-- DATA IN THIS EXERCISE start --
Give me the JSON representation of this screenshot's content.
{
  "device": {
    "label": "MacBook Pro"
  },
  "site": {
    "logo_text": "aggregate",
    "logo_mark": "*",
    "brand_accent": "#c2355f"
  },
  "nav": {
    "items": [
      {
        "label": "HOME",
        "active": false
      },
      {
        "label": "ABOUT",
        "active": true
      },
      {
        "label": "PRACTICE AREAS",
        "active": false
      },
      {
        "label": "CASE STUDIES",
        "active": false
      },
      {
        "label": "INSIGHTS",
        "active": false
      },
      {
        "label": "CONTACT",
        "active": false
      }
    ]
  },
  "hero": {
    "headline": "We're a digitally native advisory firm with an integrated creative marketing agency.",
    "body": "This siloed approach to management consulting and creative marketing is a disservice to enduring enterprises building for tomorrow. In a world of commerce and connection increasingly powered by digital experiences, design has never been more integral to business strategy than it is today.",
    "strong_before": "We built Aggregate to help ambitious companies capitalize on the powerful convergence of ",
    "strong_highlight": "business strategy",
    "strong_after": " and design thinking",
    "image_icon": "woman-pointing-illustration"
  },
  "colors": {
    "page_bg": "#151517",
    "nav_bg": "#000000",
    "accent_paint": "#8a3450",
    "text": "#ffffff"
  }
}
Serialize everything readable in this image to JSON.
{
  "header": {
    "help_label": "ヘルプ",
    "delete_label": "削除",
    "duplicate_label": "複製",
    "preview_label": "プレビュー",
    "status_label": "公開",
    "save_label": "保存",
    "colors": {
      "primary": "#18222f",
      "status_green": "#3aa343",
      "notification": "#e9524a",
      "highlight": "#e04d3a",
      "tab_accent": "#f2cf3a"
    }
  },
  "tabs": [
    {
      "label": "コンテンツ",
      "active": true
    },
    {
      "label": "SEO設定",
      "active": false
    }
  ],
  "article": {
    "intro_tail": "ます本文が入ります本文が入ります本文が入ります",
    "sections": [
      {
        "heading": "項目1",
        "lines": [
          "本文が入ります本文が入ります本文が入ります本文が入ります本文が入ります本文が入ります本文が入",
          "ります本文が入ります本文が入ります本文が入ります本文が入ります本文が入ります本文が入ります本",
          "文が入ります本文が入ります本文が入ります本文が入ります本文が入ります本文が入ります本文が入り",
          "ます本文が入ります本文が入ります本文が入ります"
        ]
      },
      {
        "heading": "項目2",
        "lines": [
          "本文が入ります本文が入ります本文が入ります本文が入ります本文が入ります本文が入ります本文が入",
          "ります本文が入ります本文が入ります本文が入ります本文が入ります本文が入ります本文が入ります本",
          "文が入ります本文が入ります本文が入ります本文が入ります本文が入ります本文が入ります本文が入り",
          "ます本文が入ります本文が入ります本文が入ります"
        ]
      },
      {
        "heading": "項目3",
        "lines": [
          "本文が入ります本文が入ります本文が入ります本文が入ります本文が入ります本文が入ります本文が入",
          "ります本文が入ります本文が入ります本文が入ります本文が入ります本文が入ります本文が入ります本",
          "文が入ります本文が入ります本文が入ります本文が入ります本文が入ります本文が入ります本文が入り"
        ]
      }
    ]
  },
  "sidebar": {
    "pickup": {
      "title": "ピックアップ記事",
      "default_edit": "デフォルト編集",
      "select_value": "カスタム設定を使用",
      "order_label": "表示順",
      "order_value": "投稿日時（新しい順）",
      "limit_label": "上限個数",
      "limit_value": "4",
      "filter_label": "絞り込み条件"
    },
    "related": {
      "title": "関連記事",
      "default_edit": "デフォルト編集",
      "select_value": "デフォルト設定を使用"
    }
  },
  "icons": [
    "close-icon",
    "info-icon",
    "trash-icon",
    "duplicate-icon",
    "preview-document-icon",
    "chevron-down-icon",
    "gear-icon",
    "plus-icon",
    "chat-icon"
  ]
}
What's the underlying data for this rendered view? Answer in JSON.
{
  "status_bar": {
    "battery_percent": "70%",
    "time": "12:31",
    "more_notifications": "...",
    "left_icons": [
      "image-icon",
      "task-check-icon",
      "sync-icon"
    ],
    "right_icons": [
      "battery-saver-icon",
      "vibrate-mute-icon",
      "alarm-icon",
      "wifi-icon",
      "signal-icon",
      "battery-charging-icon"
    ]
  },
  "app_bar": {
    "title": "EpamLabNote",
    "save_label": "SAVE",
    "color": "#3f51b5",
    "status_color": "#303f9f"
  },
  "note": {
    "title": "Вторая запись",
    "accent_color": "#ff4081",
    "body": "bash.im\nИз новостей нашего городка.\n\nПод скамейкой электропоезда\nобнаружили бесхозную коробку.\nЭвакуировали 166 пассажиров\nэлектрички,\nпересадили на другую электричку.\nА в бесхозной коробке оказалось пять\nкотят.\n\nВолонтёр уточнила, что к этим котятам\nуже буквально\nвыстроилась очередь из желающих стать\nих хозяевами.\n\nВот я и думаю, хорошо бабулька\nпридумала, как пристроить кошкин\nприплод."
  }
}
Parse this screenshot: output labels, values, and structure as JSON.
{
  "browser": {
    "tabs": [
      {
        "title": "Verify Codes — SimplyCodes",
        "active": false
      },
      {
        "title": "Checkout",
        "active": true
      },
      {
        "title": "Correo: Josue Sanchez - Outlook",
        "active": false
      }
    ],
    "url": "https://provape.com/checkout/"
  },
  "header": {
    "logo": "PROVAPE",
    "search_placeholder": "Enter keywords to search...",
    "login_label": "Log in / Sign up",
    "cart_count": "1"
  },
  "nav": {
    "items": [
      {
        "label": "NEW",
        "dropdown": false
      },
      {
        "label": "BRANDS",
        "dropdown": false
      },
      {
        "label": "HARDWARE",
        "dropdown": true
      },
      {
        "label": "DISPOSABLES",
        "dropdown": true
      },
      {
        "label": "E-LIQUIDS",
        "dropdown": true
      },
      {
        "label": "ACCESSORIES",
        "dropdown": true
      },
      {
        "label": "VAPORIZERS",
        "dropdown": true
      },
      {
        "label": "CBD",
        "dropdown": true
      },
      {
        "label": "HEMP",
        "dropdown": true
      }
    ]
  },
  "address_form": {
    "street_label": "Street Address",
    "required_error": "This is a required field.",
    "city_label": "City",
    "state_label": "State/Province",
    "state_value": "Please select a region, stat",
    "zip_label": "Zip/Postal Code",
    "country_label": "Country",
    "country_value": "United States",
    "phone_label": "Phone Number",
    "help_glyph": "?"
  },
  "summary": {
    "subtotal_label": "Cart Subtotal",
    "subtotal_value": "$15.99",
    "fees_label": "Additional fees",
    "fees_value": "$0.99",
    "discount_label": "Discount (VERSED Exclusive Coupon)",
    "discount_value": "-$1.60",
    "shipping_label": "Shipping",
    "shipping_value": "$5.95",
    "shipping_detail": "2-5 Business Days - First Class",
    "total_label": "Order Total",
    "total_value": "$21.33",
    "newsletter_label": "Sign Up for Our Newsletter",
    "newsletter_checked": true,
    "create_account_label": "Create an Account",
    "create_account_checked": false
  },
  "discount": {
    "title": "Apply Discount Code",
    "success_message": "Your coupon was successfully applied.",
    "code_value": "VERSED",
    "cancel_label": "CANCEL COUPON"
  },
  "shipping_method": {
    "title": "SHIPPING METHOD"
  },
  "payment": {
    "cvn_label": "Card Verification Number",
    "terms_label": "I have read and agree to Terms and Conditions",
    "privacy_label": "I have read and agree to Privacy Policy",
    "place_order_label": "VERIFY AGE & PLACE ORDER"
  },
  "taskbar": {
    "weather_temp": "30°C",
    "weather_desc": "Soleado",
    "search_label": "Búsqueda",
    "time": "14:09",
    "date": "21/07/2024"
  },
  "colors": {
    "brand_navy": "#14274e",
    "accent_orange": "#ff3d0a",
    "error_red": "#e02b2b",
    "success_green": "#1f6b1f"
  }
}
-- DATA IN THIS EXERCISE end --
**GIVEN INSTRUCTION:** Write out all of the records once more, exactly.

**FINAL ANSWER:**
Give me the JSON representation of this screenshot's content.
{
  "device": {
    "label": "MacBook Pro"
  },
  "site": {
    "logo_text": "aggregate",
    "logo_mark": "*",
    "brand_accent": "#c2355f"
  },
  "nav": {
    "items": [
      {
        "label": "HOME",
        "active": false
      },
      {
        "label": "ABOUT",
        "active": true
      },
      {
        "label": "PRACTICE AREAS",
        "active": false
      },
      {
        "label": "CASE STUDIES",
        "active": false
      },
      {
        "label": "INSIGHTS",
        "active": false
      },
      {
        "label": "CONTACT",
        "active": false
      }
    ]
  },
  "hero": {
    "headline": "We're a digitally native advisory firm with an integrated creative marketing agency.",
    "body": "This siloed approach to management consulting and creative marketing is a disservice to enduring enterprises building for tomorrow. In a world of commerce and connection increasingly powered by digital experiences, design has never been more integral to business strategy than it is today.",
    "strong_before": "We built Aggregate to help ambitious companies capitalize on the powerful convergence of ",
    "strong_highlight": "business strategy",
    "strong_after": " and design thinking",
    "image_icon": "woman-pointing-illustration"
  },
  "colors": {
    "page_bg": "#151517",
    "nav_bg": "#000000",
    "accent_paint": "#8a3450",
    "text": "#ffffff"
  }
}
Serialize everything readable in this image to JSON.
{
  "header": {
    "help_label": "ヘルプ",
    "delete_label": "削除",
    "duplicate_label": "複製",
    "preview_label": "プレビュー",
    "status_label": "公開",
    "save_label": "保存",
    "colors": {
      "primary": "#18222f",
      "status_green": "#3aa343",
      "notification": "#e9524a",
      "highlight": "#e04d3a",
      "tab_accent": "#f2cf3a"
    }
  },
  "tabs": [
    {
      "label": "コンテンツ",
      "active": true
    },
    {
      "label": "SEO設定",
      "active": false
    }
  ],
  "article": {
    "intro_tail": "ます本文が入ります本文が入ります本文が入ります",
    "sections": [
      {
        "heading": "項目1",
        "lines": [
          "本文が入ります本文が入ります本文が入ります本文が入ります本文が入ります本文が入ります本文が入",
          "ります本文が入ります本文が入ります本文が入ります本文が入ります本文が入ります本文が入ります本",
          "文が入ります本文が入ります本文が入ります本文が入ります本文が入ります本文が入ります本文が入り",
          "ます本文が入ります本文が入ります本文が入ります"
        ]
      },
      {
        "heading": "項目2",
        "lines": [
          "本文が入ります本文が入ります本文が入ります本文が入ります本文が入ります本文が入ります本文が入",
          "ります本文が入ります本文が入ります本文が入ります本文が入ります本文が入ります本文が入ります本",
          "文が入ります本文が入ります本文が入ります本文が入ります本文が入ります本文が入ります本文が入り",
          "ます本文が入ります本文が入ります本文が入ります"
        ]
      },
      {
        "heading": "項目3",
        "lines": [
          "本文が入ります本文が入ります本文が入ります本文が入ります本文が入ります本文が入ります本文が入",
          "ります本文が入ります本文が入ります本文が入ります本文が入ります本文が入ります本文が入ります本",
          "文が入ります本文が入ります本文が入ります本文が入ります本文が入ります本文が入ります本文が入り"
        ]
      }
    ]
  },
  "sidebar": {
    "pickup": {
      "title": "ピックアップ記事",
      "default_edit": "デフォルト編集",
      "select_value": "カスタム設定を使用",
      "order_label": "表示順",
      "order_value": "投稿日時（新しい順）",
      "limit_label": "上限個数",
      "limit_value": "4",
      "filter_label": "絞り込み条件"
    },
    "related": {
      "title": "関連記事",
      "default_edit": "デフォルト編集",
      "select_value": "デフォルト設定を使用"
    }
  },
  "icons": [
    "close-icon",
    "info-icon",
    "trash-icon",
    "duplicate-icon",
    "preview-document-icon",
    "chevron-down-icon",
    "gear-icon",
    "plus-icon",
    "chat-icon"
  ]
}
What's the underlying data for this rendered view? Answer in JSON.
{
  "status_bar": {
    "battery_percent": "70%",
    "time": "12:31",
    "more_notifications": "...",
    "left_icons": [
      "image-icon",
      "task-check-icon",
      "sync-icon"
    ],
    "right_icons": [
      "battery-saver-icon",
      "vibrate-mute-icon",
      "alarm-icon",
      "wifi-icon",
      "signal-icon",
      "battery-charging-icon"
    ]
  },
  "app_bar": {
    "title": "EpamLabNote",
    "save_label": "SAVE",
    "color": "#3f51b5",
    "status_color": "#303f9f"
  },
  "note": {
    "title": "Вторая запись",
    "accent_color": "#ff4081",
    "body": "bash.im\nИз новостей нашего городка.\n\nПод скамейкой электропоезда\nобнаружили бесхозную коробку.\nЭвакуировали 166 пассажиров\nэлектрички,\nпересадили на другую электричку.\nА в бесхозной коробке оказалось пять\nкотят.\n\nВолонтёр уточнила, что к этим котятам\nуже буквально\nвыстроилась очередь из желающих стать\nих хозяевами.\n\nВот я и думаю, хорошо бабулька\nпридумала, как пристроить кошкин\nприплод."
  }
}
Parse this screenshot: output labels, values, and structure as JSON.
{
  "browser": {
    "tabs": [
      {
        "title": "Verify Codes — SimplyCodes",
        "active": false
      },
      {
        "title": "Checkout",
        "active": true
      },
      {
        "title": "Correo: Josue Sanchez - Outlook",
        "active": false
      }
    ],
    "url": "https://provape.com/checkout/"
  },
  "header": {
    "logo": "PROVAPE",
    "search_placeholder": "Enter keywords to search...",
    "login_label": "Log in / Sign up",
    "cart_count": "1"
  },
  "nav": {
    "items": [
      {
        "label": "NEW",
        "dropdown": false
      },
      {
        "label": "BRANDS",
        "dropdown": false
      },
      {
        "label": "HARDWARE",
        "dropdown": true
      },
      {
        "label": "DISPOSABLES",
        "dropdown": true
      },
      {
        "label": "E-LIQUIDS",
        "dropdown": true
      },
      {
        "label": "ACCESSORIES",
        "dropdown": true
      },
      {
        "label": "VAPORIZERS",
        "dropdown": true
      },
      {
        "label": "CBD",
        "dropdown": true
      },
      {
        "label": "HEMP",
        "dropdown": true
      }
    ]
  },
  "address_form": {
    "street_label": "Street Address",
    "required_error": "This is a required field.",
    "city_label": "City",
    "state_label": "State/Province",
    "state_value": "Please select a region, stat",
    "zip_label": "Zip/Postal Code",
    "country_label": "Country",
    "country_value": "United States",
    "phone_label": "Phone Number",
    "help_glyph": "?"
  },
  "summary": {
    "subtotal_label": "Cart Subtotal",
    "subtotal_value": "$15.99",
    "fees_label": "Additional fees",
    "fees_value": "$0.99",
    "discount_label": "Discount (VERSED Exclusive Coupon)",
    "discount_value": "-$1.60",
    "shipping_label": "Shipping",
    "shipping_value": "$5.95",
    "shipping_detail": "2-5 Business Days - First Class",
    "total_label": "Order Total",
    "total_value": "$21.33",
    "newsletter_label": "Sign Up for Our Newsletter",
    "newsletter_checked": true,
    "create_account_label": "Create an Account",
    "create_account_checked": false
  },
  "discount": {
    "title": "Apply Discount Code",
    "success_message": "Your coupon was successfully applied.",
    "code_value": "VERSED",
    "cancel_label": "CANCEL COUPON"
  },
  "shipping_method": {
    "title": "SHIPPING METHOD"
  },
  "payment": {
    "cvn_label": "Card Verification Number",
    "terms_label": "I have read and agree to Terms and Conditions",
    "privacy_label": "I have read and agree to Privacy Policy",
    "place_order_label": "VERIFY AGE & PLACE ORDER"
  },
  "taskbar": {
    "weather_temp": "30°C",
    "weather_desc": "Soleado",
    "search_label": "Búsqueda",
    "time": "14:09",
    "date": "21/07/2024"
  },
  "colors": {
    "brand_navy": "#14274e",
    "accent_orange": "#ff3d0a",
    "error_red": "#e02b2b",
    "success_green": "#1f6b1f"
  }
}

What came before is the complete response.